** Given request **
Render every row as a JSON list of strings with one string per line, and omit blank lines.

===== Provided data =====

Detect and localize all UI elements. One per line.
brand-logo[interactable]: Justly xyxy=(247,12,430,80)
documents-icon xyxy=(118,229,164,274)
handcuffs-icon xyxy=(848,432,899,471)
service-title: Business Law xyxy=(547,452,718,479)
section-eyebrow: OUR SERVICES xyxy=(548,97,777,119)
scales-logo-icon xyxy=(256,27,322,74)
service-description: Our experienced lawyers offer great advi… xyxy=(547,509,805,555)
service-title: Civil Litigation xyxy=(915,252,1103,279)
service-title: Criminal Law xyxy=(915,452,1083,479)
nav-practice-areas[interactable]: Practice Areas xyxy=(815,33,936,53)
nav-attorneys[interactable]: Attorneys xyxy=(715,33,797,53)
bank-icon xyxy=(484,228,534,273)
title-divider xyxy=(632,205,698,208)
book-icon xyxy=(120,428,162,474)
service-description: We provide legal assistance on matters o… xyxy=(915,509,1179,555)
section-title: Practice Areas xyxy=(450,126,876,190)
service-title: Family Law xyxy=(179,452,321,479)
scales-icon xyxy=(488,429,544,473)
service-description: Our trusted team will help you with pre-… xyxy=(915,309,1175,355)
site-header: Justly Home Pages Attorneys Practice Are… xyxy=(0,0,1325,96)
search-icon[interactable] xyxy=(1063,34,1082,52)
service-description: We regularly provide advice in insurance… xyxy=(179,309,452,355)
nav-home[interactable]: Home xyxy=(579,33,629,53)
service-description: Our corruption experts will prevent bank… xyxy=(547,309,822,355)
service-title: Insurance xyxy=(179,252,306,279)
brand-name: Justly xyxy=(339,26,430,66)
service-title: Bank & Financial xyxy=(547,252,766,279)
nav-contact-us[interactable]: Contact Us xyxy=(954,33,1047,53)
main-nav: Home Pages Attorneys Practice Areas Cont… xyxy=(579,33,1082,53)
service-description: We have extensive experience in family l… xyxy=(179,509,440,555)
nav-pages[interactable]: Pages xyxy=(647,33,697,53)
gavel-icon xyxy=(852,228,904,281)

=====

** Result of the task **
[
  "Detect and localize all UI elements. One per line.",
  "brand-logo[interactable]: Justly xyxy=(247,12,430,80)",
  "documents-icon xyxy=(118,229,164,274)",
  "handcuffs-icon xyxy=(848,432,899,471)",
  "service-title: Business Law xyxy=(547,452,718,479)",
  "section-eyebrow: OUR SERVICES xyxy=(548,97,777,119)",
  "scales-logo-icon xyxy=(256,27,322,74)",
  "service-description: Our experienced lawyers offer great advi… xyxy=(547,509,805,555)",
  "service-title: Civil Litigation xyxy=(915,252,1103,279)",
  "service-title: Criminal Law xyxy=(915,452,1083,479)",
  "nav-practice-areas[interactable]: Practice Areas xyxy=(815,33,936,53)",
  "nav-attorneys[interactable]: Attorneys xyxy=(715,33,797,53)",
  "bank-icon xyxy=(484,228,534,273)",
  "title-divider xyxy=(632,205,698,208)",
  "book-icon xyxy=(120,428,162,474)",
  "service-description: We provide legal assistance on matters o… xyxy=(915,509,1179,555)",
  "section-title: Practice Areas xyxy=(450,126,876,190)",
  "service-title: Family Law xyxy=(179,452,321,479)",
  "scales-icon xyxy=(488,429,544,473)",
  "service-description: Our trusted team will help you with pre-… xyxy=(915,309,1175,355)",
  "site-header: Justly Home Pages Attorneys Practice Are… xyxy=(0,0,1325,96)",
  "search-icon[interactable] xyxy=(1063,34,1082,52)",
  "service-description: We regularly provide advice in insurance… xyxy=(179,309,452,355)",
  "nav-home[interactable]: Home xyxy=(579,33,629,53)",
  "service-description: Our corruption experts will prevent bank… xyxy=(547,309,822,355)",
  "service-title: Insurance xyxy=(179,252,306,279)",
  "brand-name: Justly xyxy=(339,26,430,66)",
  "service-title: Bank & Financial xyxy=(547,252,766,279)",
  "nav-contact-us[interactable]: Contact Us xyxy=(954,33,1047,53)",
  "main-nav: Home Pages Attorneys Practice Areas Cont… xyxy=(579,33,1082,53)",
  "service-description: We have extensive experience in family l… xyxy=(179,509,440,555)",
  "nav-pages[interactable]: Pages xyxy=(647,33,697,53)",
  "gavel-icon xyxy=(852,228,904,281)"
]